------ PROVIDED MATERIAL

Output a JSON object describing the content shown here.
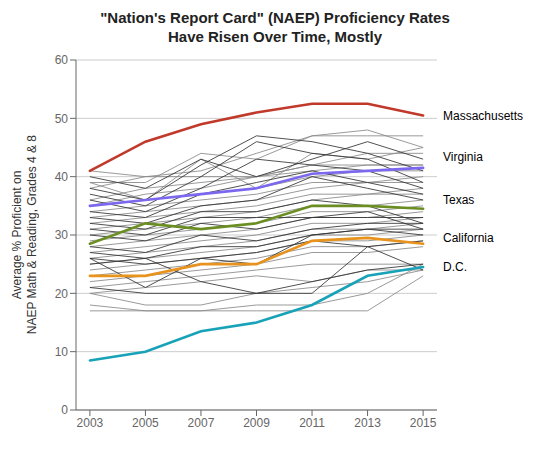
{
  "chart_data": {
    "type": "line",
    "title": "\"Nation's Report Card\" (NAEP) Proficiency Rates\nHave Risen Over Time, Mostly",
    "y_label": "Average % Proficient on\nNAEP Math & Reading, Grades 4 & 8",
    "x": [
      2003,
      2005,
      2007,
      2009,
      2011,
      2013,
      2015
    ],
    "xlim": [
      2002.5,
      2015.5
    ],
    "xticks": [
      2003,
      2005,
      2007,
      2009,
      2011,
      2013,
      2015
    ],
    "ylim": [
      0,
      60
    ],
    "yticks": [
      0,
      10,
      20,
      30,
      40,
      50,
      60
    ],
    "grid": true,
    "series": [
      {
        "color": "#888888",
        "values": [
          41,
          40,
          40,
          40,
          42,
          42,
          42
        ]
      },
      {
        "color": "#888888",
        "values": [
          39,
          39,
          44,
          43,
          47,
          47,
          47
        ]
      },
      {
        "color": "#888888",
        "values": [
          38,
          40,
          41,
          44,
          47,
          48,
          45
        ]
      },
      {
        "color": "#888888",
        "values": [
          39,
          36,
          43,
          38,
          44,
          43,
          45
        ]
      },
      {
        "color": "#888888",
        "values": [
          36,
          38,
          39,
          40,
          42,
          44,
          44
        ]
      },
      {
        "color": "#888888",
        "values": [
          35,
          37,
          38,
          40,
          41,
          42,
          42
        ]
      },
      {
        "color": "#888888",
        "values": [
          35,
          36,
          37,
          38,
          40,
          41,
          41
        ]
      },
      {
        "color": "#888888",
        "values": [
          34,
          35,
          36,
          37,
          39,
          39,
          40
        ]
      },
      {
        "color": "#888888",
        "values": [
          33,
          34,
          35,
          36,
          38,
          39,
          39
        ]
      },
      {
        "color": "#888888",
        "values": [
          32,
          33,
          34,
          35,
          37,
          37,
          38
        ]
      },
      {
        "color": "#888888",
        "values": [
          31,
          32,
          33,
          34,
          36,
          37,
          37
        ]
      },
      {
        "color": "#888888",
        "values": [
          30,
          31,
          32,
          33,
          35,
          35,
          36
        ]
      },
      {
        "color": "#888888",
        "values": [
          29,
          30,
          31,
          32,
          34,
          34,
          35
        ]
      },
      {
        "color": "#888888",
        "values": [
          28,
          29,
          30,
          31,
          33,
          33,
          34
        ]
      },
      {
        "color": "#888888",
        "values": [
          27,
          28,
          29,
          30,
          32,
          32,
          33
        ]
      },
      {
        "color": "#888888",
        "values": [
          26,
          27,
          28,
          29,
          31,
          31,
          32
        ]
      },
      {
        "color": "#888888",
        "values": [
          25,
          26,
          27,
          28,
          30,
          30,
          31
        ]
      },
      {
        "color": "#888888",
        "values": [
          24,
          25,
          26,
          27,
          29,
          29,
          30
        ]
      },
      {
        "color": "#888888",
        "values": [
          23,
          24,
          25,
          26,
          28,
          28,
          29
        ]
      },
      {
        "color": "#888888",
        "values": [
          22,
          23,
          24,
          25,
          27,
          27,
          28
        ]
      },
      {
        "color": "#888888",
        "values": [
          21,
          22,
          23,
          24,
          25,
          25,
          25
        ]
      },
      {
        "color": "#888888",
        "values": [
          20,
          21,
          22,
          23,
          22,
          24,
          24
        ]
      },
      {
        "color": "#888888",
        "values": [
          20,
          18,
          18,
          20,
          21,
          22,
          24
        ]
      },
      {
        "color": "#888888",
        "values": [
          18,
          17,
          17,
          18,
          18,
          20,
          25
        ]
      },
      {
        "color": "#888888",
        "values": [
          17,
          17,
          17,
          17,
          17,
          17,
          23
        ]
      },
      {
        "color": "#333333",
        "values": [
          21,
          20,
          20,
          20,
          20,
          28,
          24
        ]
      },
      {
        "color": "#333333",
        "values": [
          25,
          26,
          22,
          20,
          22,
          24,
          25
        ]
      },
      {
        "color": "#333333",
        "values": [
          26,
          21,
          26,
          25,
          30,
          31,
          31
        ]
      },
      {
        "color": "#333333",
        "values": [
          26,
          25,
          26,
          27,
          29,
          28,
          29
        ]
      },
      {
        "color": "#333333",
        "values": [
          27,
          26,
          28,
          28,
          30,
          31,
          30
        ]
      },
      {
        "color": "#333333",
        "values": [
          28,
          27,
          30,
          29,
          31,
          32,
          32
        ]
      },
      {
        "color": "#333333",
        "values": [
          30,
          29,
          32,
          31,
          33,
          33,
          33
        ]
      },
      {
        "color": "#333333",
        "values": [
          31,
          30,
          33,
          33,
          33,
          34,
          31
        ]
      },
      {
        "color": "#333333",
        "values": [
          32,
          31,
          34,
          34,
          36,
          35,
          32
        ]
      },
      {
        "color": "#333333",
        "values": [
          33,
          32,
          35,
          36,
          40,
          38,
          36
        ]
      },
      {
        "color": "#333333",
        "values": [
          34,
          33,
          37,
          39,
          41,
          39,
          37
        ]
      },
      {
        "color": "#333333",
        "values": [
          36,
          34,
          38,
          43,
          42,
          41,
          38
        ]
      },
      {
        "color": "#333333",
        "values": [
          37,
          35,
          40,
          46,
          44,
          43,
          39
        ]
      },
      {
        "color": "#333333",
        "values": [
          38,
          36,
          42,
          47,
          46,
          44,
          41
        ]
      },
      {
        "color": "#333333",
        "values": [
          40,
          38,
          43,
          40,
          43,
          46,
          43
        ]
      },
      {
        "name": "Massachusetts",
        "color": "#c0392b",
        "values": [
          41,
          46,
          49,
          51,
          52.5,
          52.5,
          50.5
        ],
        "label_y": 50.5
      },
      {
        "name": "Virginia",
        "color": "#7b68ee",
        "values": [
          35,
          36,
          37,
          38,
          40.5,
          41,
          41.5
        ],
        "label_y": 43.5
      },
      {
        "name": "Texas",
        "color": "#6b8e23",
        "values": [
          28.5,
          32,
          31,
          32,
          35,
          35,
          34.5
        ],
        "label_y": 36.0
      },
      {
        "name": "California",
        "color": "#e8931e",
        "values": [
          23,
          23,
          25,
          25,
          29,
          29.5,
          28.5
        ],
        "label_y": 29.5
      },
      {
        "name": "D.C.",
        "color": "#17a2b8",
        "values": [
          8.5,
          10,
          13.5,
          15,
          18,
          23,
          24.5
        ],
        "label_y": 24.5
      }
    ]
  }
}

------------
------ PROVIDED MATERIAL

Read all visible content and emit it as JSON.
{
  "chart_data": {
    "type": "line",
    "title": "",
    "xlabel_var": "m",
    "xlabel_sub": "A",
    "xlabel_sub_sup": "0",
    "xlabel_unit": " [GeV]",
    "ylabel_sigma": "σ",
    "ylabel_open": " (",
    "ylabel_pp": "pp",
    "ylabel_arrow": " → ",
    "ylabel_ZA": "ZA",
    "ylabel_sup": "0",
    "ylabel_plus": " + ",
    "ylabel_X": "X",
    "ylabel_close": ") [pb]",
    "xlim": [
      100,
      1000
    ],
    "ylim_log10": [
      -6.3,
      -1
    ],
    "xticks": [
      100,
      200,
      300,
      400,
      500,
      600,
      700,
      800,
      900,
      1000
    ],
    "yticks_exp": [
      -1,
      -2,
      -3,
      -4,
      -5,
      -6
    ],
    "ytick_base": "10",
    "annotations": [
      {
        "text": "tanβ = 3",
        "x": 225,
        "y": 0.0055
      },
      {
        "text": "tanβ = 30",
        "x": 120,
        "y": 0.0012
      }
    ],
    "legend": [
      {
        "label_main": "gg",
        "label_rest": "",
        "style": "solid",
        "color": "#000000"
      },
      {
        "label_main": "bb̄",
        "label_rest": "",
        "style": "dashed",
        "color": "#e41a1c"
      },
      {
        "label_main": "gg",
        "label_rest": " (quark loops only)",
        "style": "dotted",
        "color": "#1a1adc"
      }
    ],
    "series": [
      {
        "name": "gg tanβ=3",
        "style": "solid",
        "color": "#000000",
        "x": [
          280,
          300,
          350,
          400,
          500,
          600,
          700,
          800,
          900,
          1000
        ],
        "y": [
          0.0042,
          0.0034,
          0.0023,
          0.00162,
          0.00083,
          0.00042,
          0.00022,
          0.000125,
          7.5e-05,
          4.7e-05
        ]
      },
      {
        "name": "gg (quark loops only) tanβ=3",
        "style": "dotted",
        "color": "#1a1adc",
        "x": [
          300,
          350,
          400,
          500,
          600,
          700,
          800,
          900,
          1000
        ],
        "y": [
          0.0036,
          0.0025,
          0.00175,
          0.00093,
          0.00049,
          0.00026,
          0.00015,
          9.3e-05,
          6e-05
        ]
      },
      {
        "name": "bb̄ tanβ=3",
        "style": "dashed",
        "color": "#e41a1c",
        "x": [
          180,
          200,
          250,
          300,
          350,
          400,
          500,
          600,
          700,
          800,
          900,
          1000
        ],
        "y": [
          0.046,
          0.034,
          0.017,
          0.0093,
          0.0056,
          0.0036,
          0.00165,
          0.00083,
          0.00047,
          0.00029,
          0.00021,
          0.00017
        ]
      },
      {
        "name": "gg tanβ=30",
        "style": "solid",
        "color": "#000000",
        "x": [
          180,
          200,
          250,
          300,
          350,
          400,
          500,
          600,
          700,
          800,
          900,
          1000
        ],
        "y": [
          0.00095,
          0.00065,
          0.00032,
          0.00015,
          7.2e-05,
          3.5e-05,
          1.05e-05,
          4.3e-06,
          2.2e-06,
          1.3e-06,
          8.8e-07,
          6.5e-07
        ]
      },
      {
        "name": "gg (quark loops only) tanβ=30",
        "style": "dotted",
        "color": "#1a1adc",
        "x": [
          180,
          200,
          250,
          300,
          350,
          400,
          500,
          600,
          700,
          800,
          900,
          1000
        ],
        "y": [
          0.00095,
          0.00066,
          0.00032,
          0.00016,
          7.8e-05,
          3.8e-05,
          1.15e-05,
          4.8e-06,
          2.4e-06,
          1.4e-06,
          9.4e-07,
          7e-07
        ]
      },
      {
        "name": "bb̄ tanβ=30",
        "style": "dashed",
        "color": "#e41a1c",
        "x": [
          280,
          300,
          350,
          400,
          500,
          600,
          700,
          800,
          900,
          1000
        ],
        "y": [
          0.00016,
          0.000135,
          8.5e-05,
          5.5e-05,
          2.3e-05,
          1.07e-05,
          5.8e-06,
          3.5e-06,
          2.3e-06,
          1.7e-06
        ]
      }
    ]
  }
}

------------
------ PROVIDED MATERIAL

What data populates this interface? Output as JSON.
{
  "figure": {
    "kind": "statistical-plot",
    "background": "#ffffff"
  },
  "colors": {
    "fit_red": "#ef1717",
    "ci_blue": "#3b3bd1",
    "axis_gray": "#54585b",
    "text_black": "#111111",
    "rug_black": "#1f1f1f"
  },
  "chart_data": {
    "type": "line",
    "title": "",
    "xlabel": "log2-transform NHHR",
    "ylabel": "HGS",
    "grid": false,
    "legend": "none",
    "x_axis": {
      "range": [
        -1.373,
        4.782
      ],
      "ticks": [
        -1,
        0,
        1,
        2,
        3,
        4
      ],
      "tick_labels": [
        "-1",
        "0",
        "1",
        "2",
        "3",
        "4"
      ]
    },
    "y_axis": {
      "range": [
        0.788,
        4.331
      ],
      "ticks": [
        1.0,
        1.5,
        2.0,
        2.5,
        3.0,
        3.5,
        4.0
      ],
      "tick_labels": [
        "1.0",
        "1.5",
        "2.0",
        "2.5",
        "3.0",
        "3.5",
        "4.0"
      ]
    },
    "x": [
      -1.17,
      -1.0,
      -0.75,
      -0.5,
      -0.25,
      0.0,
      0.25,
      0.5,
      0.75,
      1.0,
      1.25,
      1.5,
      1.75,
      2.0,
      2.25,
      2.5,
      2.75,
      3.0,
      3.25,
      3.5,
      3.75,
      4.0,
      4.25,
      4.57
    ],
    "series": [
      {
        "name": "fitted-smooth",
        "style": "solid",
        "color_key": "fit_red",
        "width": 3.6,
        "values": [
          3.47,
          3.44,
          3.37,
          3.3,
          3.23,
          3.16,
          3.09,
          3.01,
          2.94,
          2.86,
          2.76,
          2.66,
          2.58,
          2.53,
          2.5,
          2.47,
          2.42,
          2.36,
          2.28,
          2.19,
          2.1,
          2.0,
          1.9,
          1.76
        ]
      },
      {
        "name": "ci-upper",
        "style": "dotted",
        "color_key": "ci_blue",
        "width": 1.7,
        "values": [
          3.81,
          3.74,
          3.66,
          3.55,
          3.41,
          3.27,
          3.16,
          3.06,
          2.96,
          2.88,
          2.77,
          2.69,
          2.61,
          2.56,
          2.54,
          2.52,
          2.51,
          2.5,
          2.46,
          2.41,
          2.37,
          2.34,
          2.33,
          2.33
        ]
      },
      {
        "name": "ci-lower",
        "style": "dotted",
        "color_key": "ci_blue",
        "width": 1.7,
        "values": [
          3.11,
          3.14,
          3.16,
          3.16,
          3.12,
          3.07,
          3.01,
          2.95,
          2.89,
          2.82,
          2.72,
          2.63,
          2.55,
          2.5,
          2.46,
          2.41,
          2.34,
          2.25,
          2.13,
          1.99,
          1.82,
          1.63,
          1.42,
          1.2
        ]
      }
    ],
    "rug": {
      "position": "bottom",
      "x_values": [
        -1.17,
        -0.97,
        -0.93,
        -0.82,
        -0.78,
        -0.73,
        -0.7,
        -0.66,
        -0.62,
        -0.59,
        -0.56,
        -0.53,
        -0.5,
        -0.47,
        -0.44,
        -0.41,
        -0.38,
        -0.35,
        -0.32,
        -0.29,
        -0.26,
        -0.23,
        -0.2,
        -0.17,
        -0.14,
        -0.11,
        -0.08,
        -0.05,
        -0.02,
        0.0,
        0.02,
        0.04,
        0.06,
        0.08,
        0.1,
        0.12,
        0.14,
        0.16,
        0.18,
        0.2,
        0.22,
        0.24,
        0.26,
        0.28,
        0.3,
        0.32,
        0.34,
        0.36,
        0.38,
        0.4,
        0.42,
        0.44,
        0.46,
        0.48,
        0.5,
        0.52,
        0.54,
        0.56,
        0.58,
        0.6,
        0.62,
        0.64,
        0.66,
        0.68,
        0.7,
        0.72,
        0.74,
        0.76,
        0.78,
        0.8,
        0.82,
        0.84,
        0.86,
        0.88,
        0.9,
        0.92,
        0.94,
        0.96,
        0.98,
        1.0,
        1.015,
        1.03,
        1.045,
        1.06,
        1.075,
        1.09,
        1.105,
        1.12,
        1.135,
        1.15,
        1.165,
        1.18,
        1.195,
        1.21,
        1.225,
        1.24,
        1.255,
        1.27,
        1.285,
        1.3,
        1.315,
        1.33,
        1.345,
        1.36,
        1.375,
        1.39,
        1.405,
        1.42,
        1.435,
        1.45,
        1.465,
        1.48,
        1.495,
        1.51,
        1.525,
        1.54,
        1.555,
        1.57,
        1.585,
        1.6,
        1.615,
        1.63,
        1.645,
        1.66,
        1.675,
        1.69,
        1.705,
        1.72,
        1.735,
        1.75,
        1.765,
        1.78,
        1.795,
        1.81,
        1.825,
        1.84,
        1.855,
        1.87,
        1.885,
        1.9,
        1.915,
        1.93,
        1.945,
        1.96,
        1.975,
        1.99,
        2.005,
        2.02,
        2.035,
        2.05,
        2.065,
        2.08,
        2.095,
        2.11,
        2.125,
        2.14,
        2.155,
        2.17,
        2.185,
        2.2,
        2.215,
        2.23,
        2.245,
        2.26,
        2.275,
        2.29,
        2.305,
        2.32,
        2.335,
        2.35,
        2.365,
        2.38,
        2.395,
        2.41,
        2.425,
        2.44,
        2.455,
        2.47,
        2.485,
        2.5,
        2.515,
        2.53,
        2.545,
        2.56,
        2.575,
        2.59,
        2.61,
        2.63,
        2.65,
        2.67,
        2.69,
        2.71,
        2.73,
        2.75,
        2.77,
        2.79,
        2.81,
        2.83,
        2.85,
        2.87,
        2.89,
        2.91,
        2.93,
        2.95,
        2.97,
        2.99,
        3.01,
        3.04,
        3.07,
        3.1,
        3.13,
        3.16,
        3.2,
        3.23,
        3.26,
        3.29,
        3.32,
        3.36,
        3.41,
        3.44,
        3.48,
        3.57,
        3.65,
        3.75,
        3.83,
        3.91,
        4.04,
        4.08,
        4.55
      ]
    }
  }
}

------------

## GOAL OF THE EXERCISE
Copy each line of the data that contains the word "JSON".

## FULL SOLUTION
Output a JSON object describing the content shown here.
Read all visible content and emit it as JSON.
What data populates this interface? Output as JSON.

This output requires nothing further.